→ RECORDS SUPPLIED
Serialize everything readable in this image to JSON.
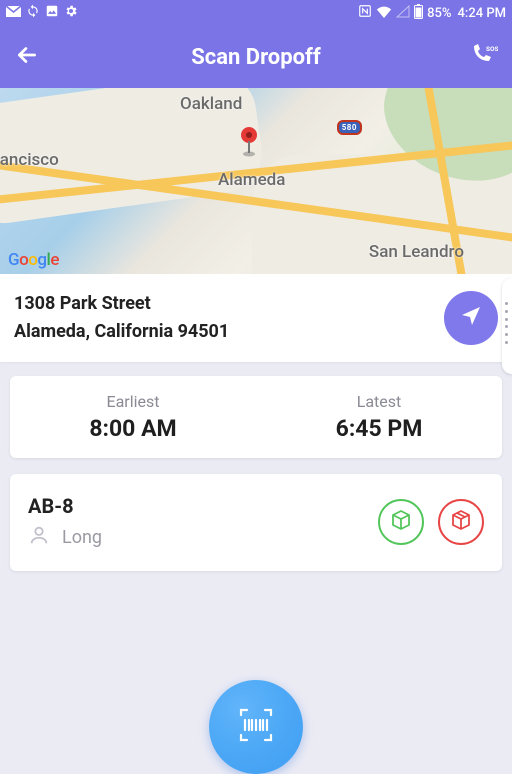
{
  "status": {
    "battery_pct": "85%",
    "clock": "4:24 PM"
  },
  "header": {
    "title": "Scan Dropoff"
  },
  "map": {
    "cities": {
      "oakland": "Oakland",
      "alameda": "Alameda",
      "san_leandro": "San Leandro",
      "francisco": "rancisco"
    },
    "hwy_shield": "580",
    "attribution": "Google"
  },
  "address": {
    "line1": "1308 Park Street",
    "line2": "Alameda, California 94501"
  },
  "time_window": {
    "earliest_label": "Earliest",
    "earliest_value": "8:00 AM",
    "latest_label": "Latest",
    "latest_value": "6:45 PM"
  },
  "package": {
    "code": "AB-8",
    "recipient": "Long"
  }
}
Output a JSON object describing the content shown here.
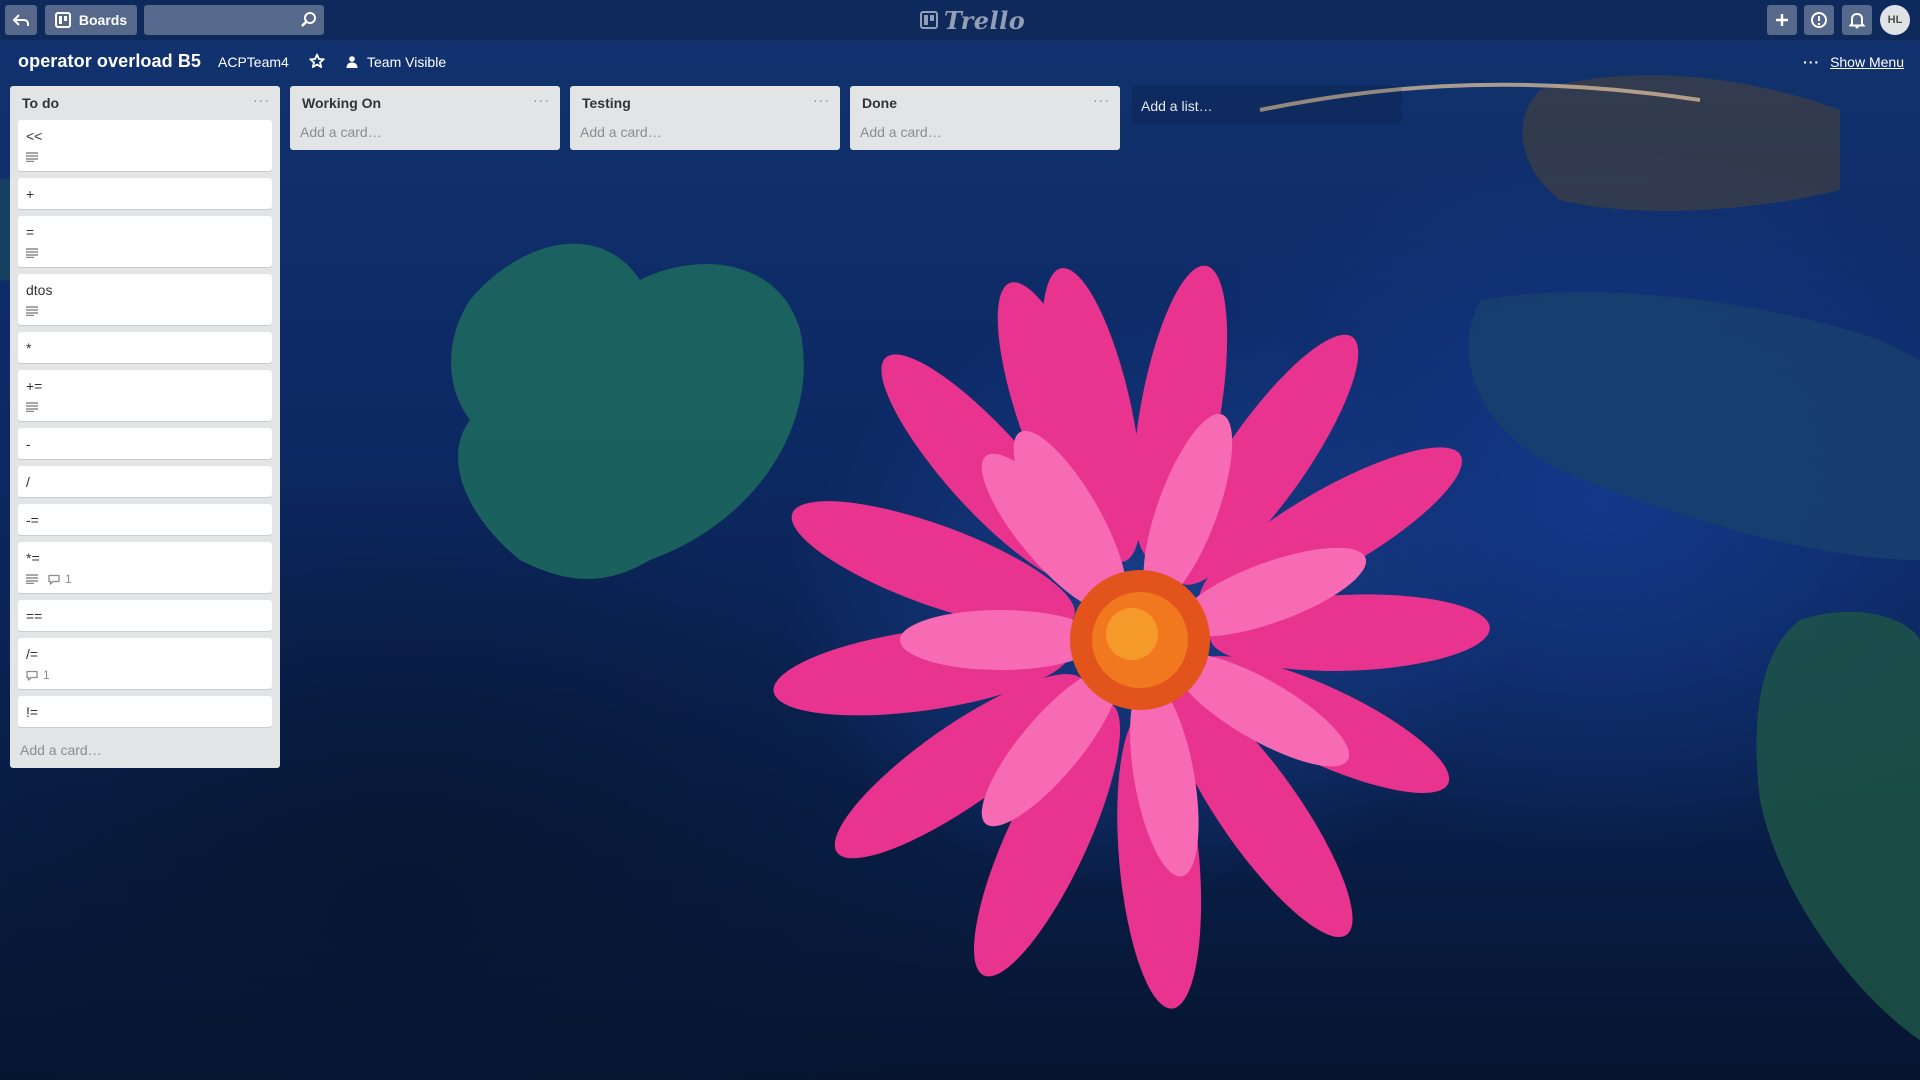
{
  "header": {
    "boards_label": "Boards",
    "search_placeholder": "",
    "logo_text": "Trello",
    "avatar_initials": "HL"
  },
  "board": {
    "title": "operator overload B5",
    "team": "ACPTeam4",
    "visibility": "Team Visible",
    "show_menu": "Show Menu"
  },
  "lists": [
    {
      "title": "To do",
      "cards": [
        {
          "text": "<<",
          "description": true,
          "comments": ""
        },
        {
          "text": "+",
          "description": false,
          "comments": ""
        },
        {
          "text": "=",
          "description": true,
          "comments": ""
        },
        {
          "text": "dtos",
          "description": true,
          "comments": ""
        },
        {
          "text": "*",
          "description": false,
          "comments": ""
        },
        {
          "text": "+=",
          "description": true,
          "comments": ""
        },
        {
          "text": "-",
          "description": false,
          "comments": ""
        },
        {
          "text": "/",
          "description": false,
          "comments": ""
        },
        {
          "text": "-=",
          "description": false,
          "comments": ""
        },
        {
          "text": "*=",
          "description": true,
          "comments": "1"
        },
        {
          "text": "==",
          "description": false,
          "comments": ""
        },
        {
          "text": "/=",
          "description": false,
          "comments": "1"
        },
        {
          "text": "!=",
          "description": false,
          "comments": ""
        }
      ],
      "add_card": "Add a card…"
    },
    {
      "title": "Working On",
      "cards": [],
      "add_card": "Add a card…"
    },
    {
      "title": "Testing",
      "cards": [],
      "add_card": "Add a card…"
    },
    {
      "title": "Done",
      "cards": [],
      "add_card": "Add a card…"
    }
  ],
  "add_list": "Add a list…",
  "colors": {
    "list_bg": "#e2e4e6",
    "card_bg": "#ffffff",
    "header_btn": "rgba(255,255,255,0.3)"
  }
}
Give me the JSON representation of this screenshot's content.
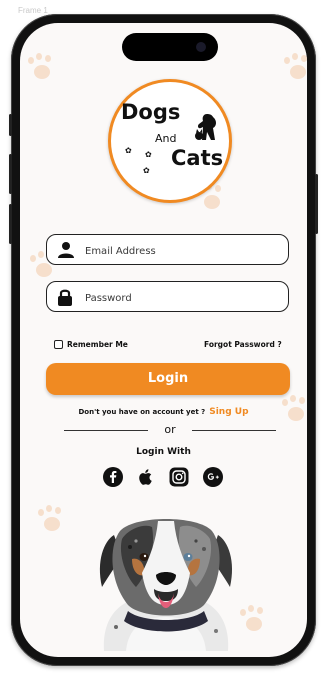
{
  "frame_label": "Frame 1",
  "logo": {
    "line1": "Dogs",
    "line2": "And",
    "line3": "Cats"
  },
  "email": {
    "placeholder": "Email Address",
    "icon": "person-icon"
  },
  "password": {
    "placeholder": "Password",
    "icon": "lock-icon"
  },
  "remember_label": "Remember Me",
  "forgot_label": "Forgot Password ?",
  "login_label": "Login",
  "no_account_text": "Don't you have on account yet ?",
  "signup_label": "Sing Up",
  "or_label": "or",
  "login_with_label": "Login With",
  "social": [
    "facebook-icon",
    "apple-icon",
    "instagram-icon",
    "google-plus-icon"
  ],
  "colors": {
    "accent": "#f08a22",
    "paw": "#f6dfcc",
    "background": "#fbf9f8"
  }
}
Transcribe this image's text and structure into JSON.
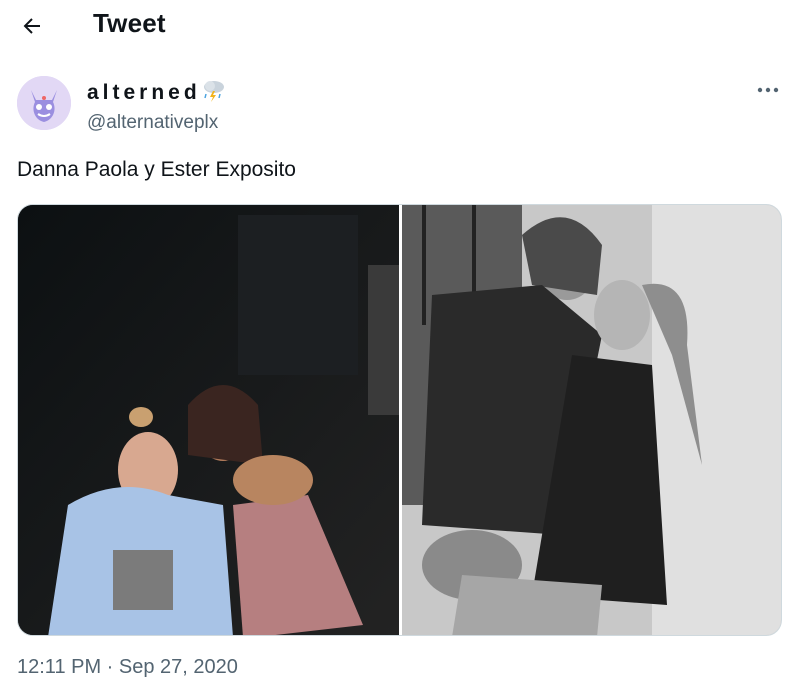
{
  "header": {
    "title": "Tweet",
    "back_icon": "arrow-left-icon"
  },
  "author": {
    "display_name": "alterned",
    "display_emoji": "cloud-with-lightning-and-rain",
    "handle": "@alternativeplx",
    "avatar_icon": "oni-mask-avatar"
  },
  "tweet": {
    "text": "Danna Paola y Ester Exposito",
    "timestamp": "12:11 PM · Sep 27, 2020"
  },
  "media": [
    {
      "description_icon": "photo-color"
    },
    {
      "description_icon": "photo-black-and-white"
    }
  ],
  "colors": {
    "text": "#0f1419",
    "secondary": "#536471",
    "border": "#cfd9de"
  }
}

→ JOB
Transcribe the listing in full and omit the pictures.

→ SOLUTION BELOW
Serialize everything readable in this image to JSON.
{
  "status": {
    "battery_pct": "85%",
    "clock": "4:24 PM"
  },
  "header": {
    "title": "Scan Dropoff"
  },
  "map": {
    "cities": {
      "oakland": "Oakland",
      "alameda": "Alameda",
      "san_leandro": "San Leandro",
      "francisco": "rancisco"
    },
    "hwy_shield": "580",
    "attribution": "Google"
  },
  "address": {
    "line1": "1308 Park Street",
    "line2": "Alameda, California 94501"
  },
  "time_window": {
    "earliest_label": "Earliest",
    "earliest_value": "8:00 AM",
    "latest_label": "Latest",
    "latest_value": "6:45 PM"
  },
  "package": {
    "code": "AB-8",
    "recipient": "Long"
  }
}
Output a JSON object describing the content shown here.
{
  "header": {
    "boards_label": "Boards",
    "search_placeholder": "",
    "logo_text": "Trello",
    "avatar_initials": "HL"
  },
  "board": {
    "title": "operator overload B5",
    "team": "ACPTeam4",
    "visibility": "Team Visible",
    "show_menu": "Show Menu"
  },
  "lists": [
    {
      "title": "To do",
      "cards": [
        {
          "text": "<<",
          "description": true,
          "comments": ""
        },
        {
          "text": "+",
          "description": false,
          "comments": ""
        },
        {
          "text": "=",
          "description": true,
          "comments": ""
        },
        {
          "text": "dtos",
          "description": true,
          "comments": ""
        },
        {
          "text": "*",
          "description": false,
          "comments": ""
        },
        {
          "text": "+=",
          "description": true,
          "comments": ""
        },
        {
          "text": "-",
          "description": false,
          "comments": ""
        },
        {
          "text": "/",
          "description": false,
          "comments": ""
        },
        {
          "text": "-=",
          "description": false,
          "comments": ""
        },
        {
          "text": "*=",
          "description": true,
          "comments": "1"
        },
        {
          "text": "==",
          "description": false,
          "comments": ""
        },
        {
          "text": "/=",
          "description": false,
          "comments": "1"
        },
        {
          "text": "!=",
          "description": false,
          "comments": ""
        }
      ],
      "add_card": "Add a card…"
    },
    {
      "title": "Working On",
      "cards": [],
      "add_card": "Add a card…"
    },
    {
      "title": "Testing",
      "cards": [],
      "add_card": "Add a card…"
    },
    {
      "title": "Done",
      "cards": [],
      "add_card": "Add a card…"
    }
  ],
  "add_list": "Add a list…",
  "colors": {
    "list_bg": "#e2e4e6",
    "card_bg": "#ffffff",
    "header_btn": "rgba(255,255,255,0.3)"
  }
}
Give me the JSON representation of this screenshot's content.
{
  "frame_label": "Frame 1",
  "logo": {
    "line1": "Dogs",
    "line2": "And",
    "line3": "Cats"
  },
  "email": {
    "placeholder": "Email Address",
    "icon": "person-icon"
  },
  "password": {
    "placeholder": "Password",
    "icon": "lock-icon"
  },
  "remember_label": "Remember Me",
  "forgot_label": "Forgot Password ?",
  "login_label": "Login",
  "no_account_text": "Don't you have on account yet ?",
  "signup_label": "Sing Up",
  "or_label": "or",
  "login_with_label": "Login With",
  "social": [
    "facebook-icon",
    "apple-icon",
    "instagram-icon",
    "google-plus-icon"
  ],
  "colors": {
    "accent": "#f08a22",
    "paw": "#f6dfcc",
    "background": "#fbf9f8"
  }
}
Transcribe this image's text and structure into JSON.
{
  "header": {
    "title": "Tweet",
    "back_icon": "arrow-left-icon"
  },
  "author": {
    "display_name": "alterned",
    "display_emoji": "cloud-with-lightning-and-rain",
    "handle": "@alternativeplx",
    "avatar_icon": "oni-mask-avatar"
  },
  "tweet": {
    "text": "Danna Paola y Ester Exposito",
    "timestamp": "12:11 PM · Sep 27, 2020"
  },
  "media": [
    {
      "description_icon": "photo-color"
    },
    {
      "description_icon": "photo-black-and-white"
    }
  ],
  "colors": {
    "text": "#0f1419",
    "secondary": "#536471",
    "border": "#cfd9de"
  }
}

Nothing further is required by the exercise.